Items from a figure collection:

▽

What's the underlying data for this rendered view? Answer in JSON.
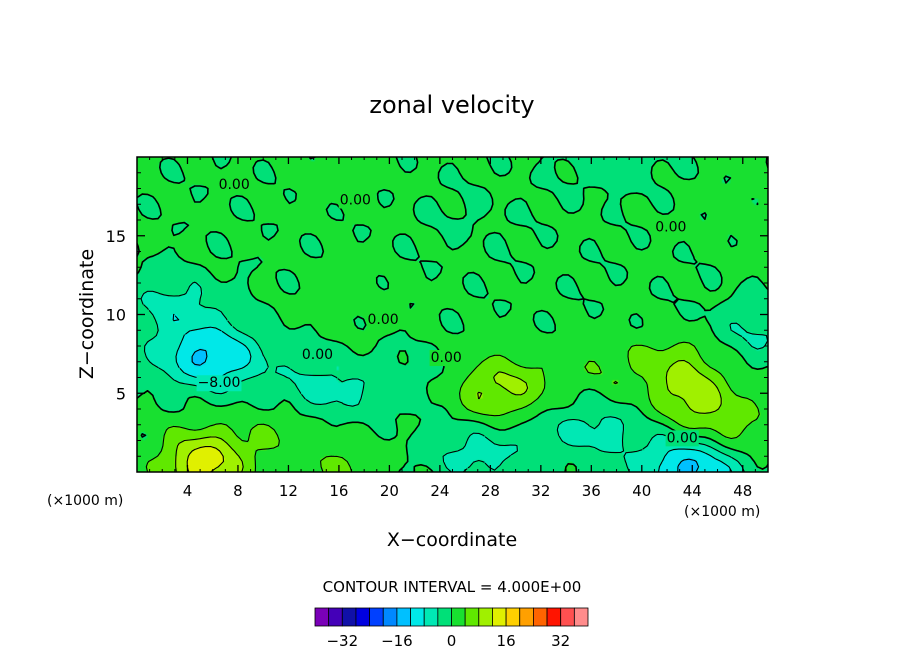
{
  "chart_data": {
    "type": "heatmap",
    "title": "zonal velocity",
    "xlabel": "X−coordinate",
    "ylabel": "Z−coordinate",
    "x_unit": "(×1000 m)",
    "y_unit": "(×1000 m)",
    "xlim": [
      0,
      50
    ],
    "ylim": [
      0,
      20
    ],
    "x_ticks": [
      4,
      8,
      12,
      16,
      20,
      24,
      28,
      32,
      36,
      40,
      44,
      48
    ],
    "x_tick_labels": [
      "4",
      "8",
      "12",
      "16",
      "20",
      "24",
      "28",
      "32",
      "36",
      "40",
      "44",
      "48"
    ],
    "y_ticks": [
      5,
      10,
      15
    ],
    "y_tick_labels": [
      "5",
      "10",
      "15"
    ],
    "contour_interval_text": "CONTOUR INTERVAL = 4.000E+00",
    "contour_labels": [
      {
        "text": "0.00",
        "x": 7.7,
        "y": 18.3
      },
      {
        "text": "0.00",
        "x": 17.3,
        "y": 17.3
      },
      {
        "text": "0.00",
        "x": 42.3,
        "y": 15.6
      },
      {
        "text": "0.00",
        "x": 19.5,
        "y": 9.7
      },
      {
        "text": "0.00",
        "x": 14.3,
        "y": 7.5
      },
      {
        "text": "0.00",
        "x": 24.5,
        "y": 7.3
      },
      {
        "text": "−8.00",
        "x": 6.5,
        "y": 5.7
      },
      {
        "text": "0.00",
        "x": 43.2,
        "y": 2.2
      }
    ],
    "features": [
      {
        "kind": "min",
        "x": 5.8,
        "y": 7.3,
        "value": -13
      },
      {
        "kind": "min",
        "x": 3.0,
        "y": 10.5,
        "value": -6
      },
      {
        "kind": "min",
        "x": 15.0,
        "y": 5.3,
        "value": -6
      },
      {
        "kind": "min",
        "x": 22.3,
        "y": 5.8,
        "value": -2.5
      },
      {
        "kind": "min",
        "x": 27.0,
        "y": 1.2,
        "value": -6
      },
      {
        "kind": "min",
        "x": 36.0,
        "y": 2.8,
        "value": -6
      },
      {
        "kind": "min",
        "x": 44.0,
        "y": 0.3,
        "value": -14
      },
      {
        "kind": "min",
        "x": 49.5,
        "y": 9.0,
        "value": -5
      },
      {
        "kind": "min",
        "x": 37.5,
        "y": 19.8,
        "value": -3
      },
      {
        "kind": "min",
        "x": 26.0,
        "y": 16.3,
        "value": -1
      },
      {
        "kind": "max",
        "x": 5.3,
        "y": 0.6,
        "value": 14
      },
      {
        "kind": "max",
        "x": 27.7,
        "y": 5.2,
        "value": 7
      },
      {
        "kind": "max",
        "x": 44.0,
        "y": 4.7,
        "value": 8
      },
      {
        "kind": "max",
        "x": 47.0,
        "y": 2.6,
        "value": 5.5
      },
      {
        "kind": "max",
        "x": 16.5,
        "y": 0.3,
        "value": 4
      },
      {
        "kind": "max",
        "x": 31.0,
        "y": 5.5,
        "value": 4
      },
      {
        "kind": "max",
        "x": 43.0,
        "y": 7.0,
        "value": 5
      },
      {
        "kind": "max",
        "x": 11.0,
        "y": 2.5,
        "value": 3
      },
      {
        "kind": "max",
        "x": 37.5,
        "y": 6.5,
        "value": 3
      },
      {
        "kind": "max",
        "x": 17.3,
        "y": 11.0,
        "value": 1.5
      },
      {
        "kind": "max",
        "x": 16.0,
        "y": 18.7,
        "value": 1.5
      },
      {
        "kind": "max",
        "x": 48.5,
        "y": 16.0,
        "value": 1.5
      }
    ],
    "colorbar": {
      "levels": [
        -36,
        -32,
        -28,
        -24,
        -20,
        -16,
        -12,
        -8,
        -4,
        0,
        4,
        8,
        12,
        16,
        20,
        24,
        28,
        32,
        36
      ],
      "colors": [
        "#7a00b8",
        "#4400b8",
        "#1010a8",
        "#0000e0",
        "#0040ff",
        "#0088ff",
        "#00c0ff",
        "#00e8e8",
        "#00e8b4",
        "#00e078",
        "#18e030",
        "#60e800",
        "#a0f000",
        "#e0f000",
        "#ffd000",
        "#ffa000",
        "#ff6400",
        "#ff1400",
        "#ff5050",
        "#ff8c8c"
      ],
      "tick_values": [
        -32,
        -16,
        0,
        16,
        32
      ],
      "tick_labels": [
        "−32",
        "−16",
        "0",
        "16",
        "32"
      ]
    },
    "grid": false,
    "legend": "colorbar-bottom"
  }
}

△

Given exercise: Without the pictures, restate all the entries above exactly.

The output:
What's the underlying data for this rendered view? Answer in JSON.
{
  "chart_data": {
    "type": "heatmap",
    "title": "zonal velocity",
    "xlabel": "X−coordinate",
    "ylabel": "Z−coordinate",
    "x_unit": "(×1000 m)",
    "y_unit": "(×1000 m)",
    "xlim": [
      0,
      50
    ],
    "ylim": [
      0,
      20
    ],
    "x_ticks": [
      4,
      8,
      12,
      16,
      20,
      24,
      28,
      32,
      36,
      40,
      44,
      48
    ],
    "x_tick_labels": [
      "4",
      "8",
      "12",
      "16",
      "20",
      "24",
      "28",
      "32",
      "36",
      "40",
      "44",
      "48"
    ],
    "y_ticks": [
      5,
      10,
      15
    ],
    "y_tick_labels": [
      "5",
      "10",
      "15"
    ],
    "contour_interval_text": "CONTOUR INTERVAL = 4.000E+00",
    "contour_labels": [
      {
        "text": "0.00",
        "x": 7.7,
        "y": 18.3
      },
      {
        "text": "0.00",
        "x": 17.3,
        "y": 17.3
      },
      {
        "text": "0.00",
        "x": 42.3,
        "y": 15.6
      },
      {
        "text": "0.00",
        "x": 19.5,
        "y": 9.7
      },
      {
        "text": "0.00",
        "x": 14.3,
        "y": 7.5
      },
      {
        "text": "0.00",
        "x": 24.5,
        "y": 7.3
      },
      {
        "text": "−8.00",
        "x": 6.5,
        "y": 5.7
      },
      {
        "text": "0.00",
        "x": 43.2,
        "y": 2.2
      }
    ],
    "features": [
      {
        "kind": "min",
        "x": 5.8,
        "y": 7.3,
        "value": -13
      },
      {
        "kind": "min",
        "x": 3.0,
        "y": 10.5,
        "value": -6
      },
      {
        "kind": "min",
        "x": 15.0,
        "y": 5.3,
        "value": -6
      },
      {
        "kind": "min",
        "x": 22.3,
        "y": 5.8,
        "value": -2.5
      },
      {
        "kind": "min",
        "x": 27.0,
        "y": 1.2,
        "value": -6
      },
      {
        "kind": "min",
        "x": 36.0,
        "y": 2.8,
        "value": -6
      },
      {
        "kind": "min",
        "x": 44.0,
        "y": 0.3,
        "value": -14
      },
      {
        "kind": "min",
        "x": 49.5,
        "y": 9.0,
        "value": -5
      },
      {
        "kind": "min",
        "x": 37.5,
        "y": 19.8,
        "value": -3
      },
      {
        "kind": "min",
        "x": 26.0,
        "y": 16.3,
        "value": -1
      },
      {
        "kind": "max",
        "x": 5.3,
        "y": 0.6,
        "value": 14
      },
      {
        "kind": "max",
        "x": 27.7,
        "y": 5.2,
        "value": 7
      },
      {
        "kind": "max",
        "x": 44.0,
        "y": 4.7,
        "value": 8
      },
      {
        "kind": "max",
        "x": 47.0,
        "y": 2.6,
        "value": 5.5
      },
      {
        "kind": "max",
        "x": 16.5,
        "y": 0.3,
        "value": 4
      },
      {
        "kind": "max",
        "x": 31.0,
        "y": 5.5,
        "value": 4
      },
      {
        "kind": "max",
        "x": 43.0,
        "y": 7.0,
        "value": 5
      },
      {
        "kind": "max",
        "x": 11.0,
        "y": 2.5,
        "value": 3
      },
      {
        "kind": "max",
        "x": 37.5,
        "y": 6.5,
        "value": 3
      },
      {
        "kind": "max",
        "x": 17.3,
        "y": 11.0,
        "value": 1.5
      },
      {
        "kind": "max",
        "x": 16.0,
        "y": 18.7,
        "value": 1.5
      },
      {
        "kind": "max",
        "x": 48.5,
        "y": 16.0,
        "value": 1.5
      }
    ],
    "colorbar": {
      "levels": [
        -36,
        -32,
        -28,
        -24,
        -20,
        -16,
        -12,
        -8,
        -4,
        0,
        4,
        8,
        12,
        16,
        20,
        24,
        28,
        32,
        36
      ],
      "colors": [
        "#7a00b8",
        "#4400b8",
        "#1010a8",
        "#0000e0",
        "#0040ff",
        "#0088ff",
        "#00c0ff",
        "#00e8e8",
        "#00e8b4",
        "#00e078",
        "#18e030",
        "#60e800",
        "#a0f000",
        "#e0f000",
        "#ffd000",
        "#ffa000",
        "#ff6400",
        "#ff1400",
        "#ff5050",
        "#ff8c8c"
      ],
      "tick_values": [
        -32,
        -16,
        0,
        16,
        32
      ],
      "tick_labels": [
        "−32",
        "−16",
        "0",
        "16",
        "32"
      ]
    },
    "grid": false,
    "legend": "colorbar-bottom"
  }
}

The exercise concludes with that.